§ **RECORDS FOR THIS TASK**
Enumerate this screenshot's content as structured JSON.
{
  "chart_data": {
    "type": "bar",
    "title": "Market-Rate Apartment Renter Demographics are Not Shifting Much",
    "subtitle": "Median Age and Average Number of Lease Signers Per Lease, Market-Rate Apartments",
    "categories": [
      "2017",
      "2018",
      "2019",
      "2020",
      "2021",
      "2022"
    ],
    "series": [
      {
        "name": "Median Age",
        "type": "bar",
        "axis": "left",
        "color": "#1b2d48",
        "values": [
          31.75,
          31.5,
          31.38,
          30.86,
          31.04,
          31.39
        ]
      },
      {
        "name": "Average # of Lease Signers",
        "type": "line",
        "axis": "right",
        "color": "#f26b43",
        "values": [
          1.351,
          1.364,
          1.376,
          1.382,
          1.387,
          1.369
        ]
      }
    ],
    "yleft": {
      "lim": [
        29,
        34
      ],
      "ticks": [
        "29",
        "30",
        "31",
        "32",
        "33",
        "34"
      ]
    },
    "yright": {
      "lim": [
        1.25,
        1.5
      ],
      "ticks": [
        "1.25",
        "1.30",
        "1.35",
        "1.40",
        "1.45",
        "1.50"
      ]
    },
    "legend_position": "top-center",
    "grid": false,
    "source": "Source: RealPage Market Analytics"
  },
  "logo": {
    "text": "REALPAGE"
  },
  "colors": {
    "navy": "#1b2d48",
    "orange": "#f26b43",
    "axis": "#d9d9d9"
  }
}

§ **DESCRIPTION OF THE TASK**
Copy out every line in the listing where the word "Lease" appears.

§ **TASK RESULT**
    "subtitle": "Median Age and Average Number of Lease Signers Per Lease, Market-Rate Apartments",
        "name": "Average # of Lease Signers",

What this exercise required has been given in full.